Write out each line exactly as given. Leave the pictures out of your copy.

--- START OF Material for this task ---

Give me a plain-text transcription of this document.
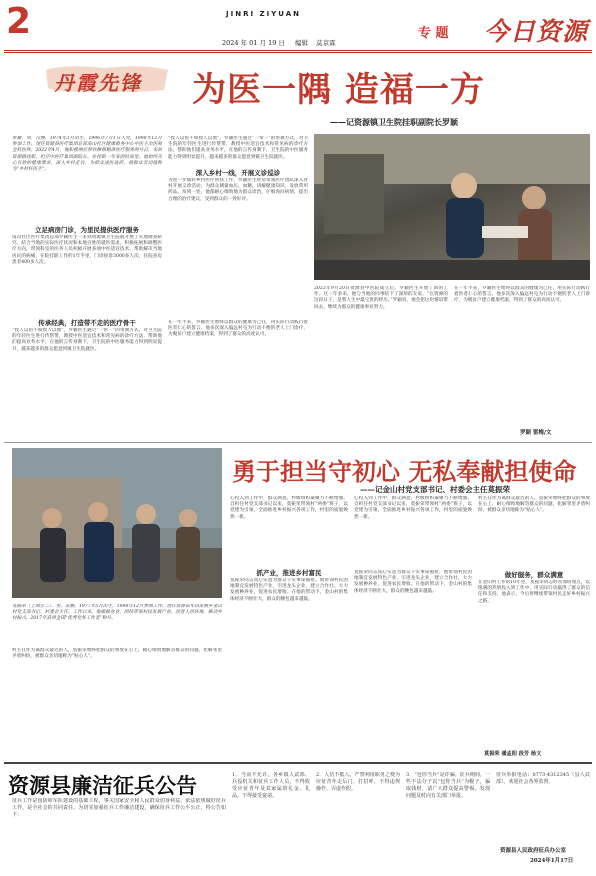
2	JINRI ZIYUAN
2024 年 01 月 19 日 编辑 莫京霖
专 题 今日资源
丹霞先锋 为医一隅 造福一方
——记资源镇卫生院挂职副院长罗颖
罗颖，男，汉族，1974年3月出生，1996年7月1日入党，1998年12月参加工作，现任资源县医疗集团总部南山社区健康服务中心中医主治医师全科医师。2022年4月，他积极响应帮扶维修精准医疗服务的号召，来到资源镇挂职，担任中医疗集团副院长。在挂职一年多的时间里，他始终关心百姓的健康需求，深入乡村走访，为群众送医送药，被群众亲切地称为“乡村好医生”。
立足病房门诊，为里民提供医疗服务
南山社区医疗集团总部罗颖医生一来到资源镇卫生院就开展了实地调查研究，结合当地的实际医疗状况和本地百姓的就医需求，积极拓展和调整医疗方向，带领科室的医务人员积极开展多项中医适宜技术，帮助解决当地居民的病痛，在院挂职工作的1年半里，门诊接诊3000多人次，住院查房患者400多人次。
传承经典，打造带不走的医疗骨干
“授人以鱼不如授人以渔”。罗颖医生通过“一带一”的带教方式，对卫生院的年轻医生进行传帮带，教授中医适宜技术和常见病的诊疗方法，帮助他们提高业务水平。在他的言传身教下，卫生院的中医服务能力得到明显提升，越来越多的群众愿意到镇卫生院就医。
“授人以鱼不如授人以渔”。罗颖医生通过“一带一”的带教方式，对卫生院的年轻医生进行传帮带，教授中医适宜技术和常见病的诊疗方法，帮助他们提高业务水平。在他的言传身教下，卫生院的中医服务能力得到明显提升，越来越多的群众愿意到镇卫生院就医。
深入乡村一线，开展义诊巡诊
为进一步做好乡村医疗帮扶工作，罗颖医生经常带领医疗团队深入各村开展义诊活动，为群众测量血压、血糖，讲解健康知识，发放常用药品。每到一处，他都耐心细致地为群众诊治，仔细询问病情，提出合理的治疗建议，受到群众的一致好评。
在一年半来，罗颖医生始终以群众的健康为己任，用实际行动践行着医者仁心的誓言。他多次深入偏远村屯为行动不便的老人上门诊疗，为脱贫户建立健康档案，得到了群众的高度认可。
2023年9月20日资源县中医院成立后，罗颖医生开始了新的工作。这一年多来，他与当地的同事结下了深厚的友谊。“在资源的这段日子，是我人生中最宝贵的经历。”罗颖说，他会把这份情谊带回去，继续为群众的健康事业努力。
在一年半来，罗颖医生始终以群众的健康为己任，用实际行动践行着医者仁心的誓言。他多次深入偏远村屯为行动不便的老人上门诊疗，为脱贫户建立健康档案，得到了群众的高度认可。
罗颖 雷梅/文
勇于担当守初心 无私奉献担使命
——记金山村党支部书记、村委会主任莫振荣
莫振荣（上图左二），男，苗族，1977年5月出生，1998年12月参加工作，现任资源县车田苗族乡金山村党支部书记、村委会主任。工作以来，他兢兢业业，团结带领村民发展产业，改善人居环境，推动乡村振兴，2017年获得全国“优秀党务工作者”称号。
村主任作为离群众最近的人，莫振荣始终把群众的事放在心上，耐心细致地解答群众的问题，化解邻里矛盾纠纷，被群众亲切地称为“贴心人”。
心投入到工作中，群众满意，村级组织凝聚力不断增强。自担任村党支部书记以来，莫振荣带领村“两委”班子，以党建为引领，全面推进乡村振兴各项工作，村里的面貌焕然一新。
心投入到工作中，群众满意，村级组织凝聚力不断增强。自担任村党支部书记以来，莫振荣带领村“两委”班子，以党建为引领，全面推进乡村振兴各项工作，村里的面貌焕然一新。
村主任作为离群众最近的人，莫振荣始终把群众的事放在心上，耐心细致地解答群众的问题，化解邻里矛盾纠纷，被群众亲切地称为“贴心人”。
抓产业，推进乡村富民
莫振荣同志真心实意为群众干实事谋福祉。他带领村民因地制宜发展特色产业，引进龙头企业，建立合作社，大力发展种养业，促进农民增收。在他的带动下，金山村的集体经济不断壮大，群众的腰包越来越鼓。
莫振荣同志真心实意为群众干实事谋福祉。他带领村民因地制宜发展特色产业，引进龙头企业，建立合作社，大力发展种养业，促进农民增收。在他的带动下，金山村的集体经济不断壮大，群众的腰包越来越鼓。
做好服务，群众满意
在金山村工作的10年里，莫振荣同志经常加班加点，以饱满的热情投入到工作中，用实际行动赢得了群众的信任和支持。他表示，今后将继续带领村民走好乡村振兴之路。
莫振荣 潘孟阳 段芳 杨文
资源县廉洁征兵公告
征兵工作是国防和军队建设的基础工程，事关国家安全和人民群众切身利益。依法依规做好征兵工作，是全社会的共同责任。为切实加强征兵工作廉洁建设，确保征兵工作公平公正，特公告如下：
1．当前不允许。各乡镇人武部、兵役机关和征兵工作人员，不得收受应征青年及其家属的礼金、礼品，不得接受宴请。
2．人伍不抵人。严禁利用职务之便为应征青年走后门、打招呼，不得违规操作、弄虚作假。
3．“包你当兵”是诈骗。征兵期间，一些不法分子以“包你当兵”为幌子，骗取钱财，请广大群众提高警惕，发现问题及时向有关部门举报。
征兵举报电话：0773-4312345（县人武部）。欢迎社会各界监督。
资源县人民政府征兵办公室
2024年1月17日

--- END OF Material for this task ---

=== The response ===
Give me a plain-text transcription of this document.
2	JINRI ZIYUAN
2024 年 01 月 19 日 编辑 莫京霖
专 题 今日资源
丹霞先锋 为医一隅 造福一方
——记资源镇卫生院挂职副院长罗颖
罗颖，男，汉族，1974年3月出生，1996年7月1日入党，1998年12月参加工作，现任资源县医疗集团总部南山社区健康服务中心中医主治医师全科医师。2022年4月，他积极响应帮扶维修精准医疗服务的号召，来到资源镇挂职，担任中医疗集团副院长。在挂职一年多的时间里，他始终关心百姓的健康需求，深入乡村走访，为群众送医送药，被群众亲切地称为“乡村好医生”。
立足病房门诊，为里民提供医疗服务
南山社区医疗集团总部罗颖医生一来到资源镇卫生院就开展了实地调查研究，结合当地的实际医疗状况和本地百姓的就医需求，积极拓展和调整医疗方向，带领科室的医务人员积极开展多项中医适宜技术，帮助解决当地居民的病痛，在院挂职工作的1年半里，门诊接诊3000多人次，住院查房患者400多人次。
传承经典，打造带不走的医疗骨干
“授人以鱼不如授人以渔”。罗颖医生通过“一带一”的带教方式，对卫生院的年轻医生进行传帮带，教授中医适宜技术和常见病的诊疗方法，帮助他们提高业务水平。在他的言传身教下，卫生院的中医服务能力得到明显提升，越来越多的群众愿意到镇卫生院就医。
“授人以鱼不如授人以渔”。罗颖医生通过“一带一”的带教方式，对卫生院的年轻医生进行传帮带，教授中医适宜技术和常见病的诊疗方法，帮助他们提高业务水平。在他的言传身教下，卫生院的中医服务能力得到明显提升，越来越多的群众愿意到镇卫生院就医。
深入乡村一线，开展义诊巡诊
为进一步做好乡村医疗帮扶工作，罗颖医生经常带领医疗团队深入各村开展义诊活动，为群众测量血压、血糖，讲解健康知识，发放常用药品。每到一处，他都耐心细致地为群众诊治，仔细询问病情，提出合理的治疗建议，受到群众的一致好评。
在一年半来，罗颖医生始终以群众的健康为己任，用实际行动践行着医者仁心的誓言。他多次深入偏远村屯为行动不便的老人上门诊疗，为脱贫户建立健康档案，得到了群众的高度认可。
2023年9月20日资源县中医院成立后，罗颖医生开始了新的工作。这一年多来，他与当地的同事结下了深厚的友谊。“在资源的这段日子，是我人生中最宝贵的经历。”罗颖说，他会把这份情谊带回去，继续为群众的健康事业努力。
在一年半来，罗颖医生始终以群众的健康为己任，用实际行动践行着医者仁心的誓言。他多次深入偏远村屯为行动不便的老人上门诊疗，为脱贫户建立健康档案，得到了群众的高度认可。
罗颖 雷梅/文
勇于担当守初心 无私奉献担使命
——记金山村党支部书记、村委会主任莫振荣
莫振荣（上图左二），男，苗族，1977年5月出生，1998年12月参加工作，现任资源县车田苗族乡金山村党支部书记、村委会主任。工作以来，他兢兢业业，团结带领村民发展产业，改善人居环境，推动乡村振兴，2017年获得全国“优秀党务工作者”称号。
村主任作为离群众最近的人，莫振荣始终把群众的事放在心上，耐心细致地解答群众的问题，化解邻里矛盾纠纷，被群众亲切地称为“贴心人”。
心投入到工作中，群众满意，村级组织凝聚力不断增强。自担任村党支部书记以来，莫振荣带领村“两委”班子，以党建为引领，全面推进乡村振兴各项工作，村里的面貌焕然一新。
心投入到工作中，群众满意，村级组织凝聚力不断增强。自担任村党支部书记以来，莫振荣带领村“两委”班子，以党建为引领，全面推进乡村振兴各项工作，村里的面貌焕然一新。
村主任作为离群众最近的人，莫振荣始终把群众的事放在心上，耐心细致地解答群众的问题，化解邻里矛盾纠纷，被群众亲切地称为“贴心人”。
抓产业，推进乡村富民
莫振荣同志真心实意为群众干实事谋福祉。他带领村民因地制宜发展特色产业，引进龙头企业，建立合作社，大力发展种养业，促进农民增收。在他的带动下，金山村的集体经济不断壮大，群众的腰包越来越鼓。
莫振荣同志真心实意为群众干实事谋福祉。他带领村民因地制宜发展特色产业，引进龙头企业，建立合作社，大力发展种养业，促进农民增收。在他的带动下，金山村的集体经济不断壮大，群众的腰包越来越鼓。
做好服务，群众满意
在金山村工作的10年里，莫振荣同志经常加班加点，以饱满的热情投入到工作中，用实际行动赢得了群众的信任和支持。他表示，今后将继续带领村民走好乡村振兴之路。
莫振荣 潘孟阳 段芳 杨文
资源县廉洁征兵公告
征兵工作是国防和军队建设的基础工程，事关国家安全和人民群众切身利益。依法依规做好征兵工作，是全社会的共同责任。为切实加强征兵工作廉洁建设，确保征兵工作公平公正，特公告如下：
1．当前不允许。各乡镇人武部、兵役机关和征兵工作人员，不得收受应征青年及其家属的礼金、礼品，不得接受宴请。
2．人伍不抵人。严禁利用职务之便为应征青年走后门、打招呼，不得违规操作、弄虚作假。
3．“包你当兵”是诈骗。征兵期间，一些不法分子以“包你当兵”为幌子，骗取钱财，请广大群众提高警惕，发现问题及时向有关部门举报。
征兵举报电话：0773-4312345（县人武部）。欢迎社会各界监督。
资源县人民政府征兵办公室
2024年1月17日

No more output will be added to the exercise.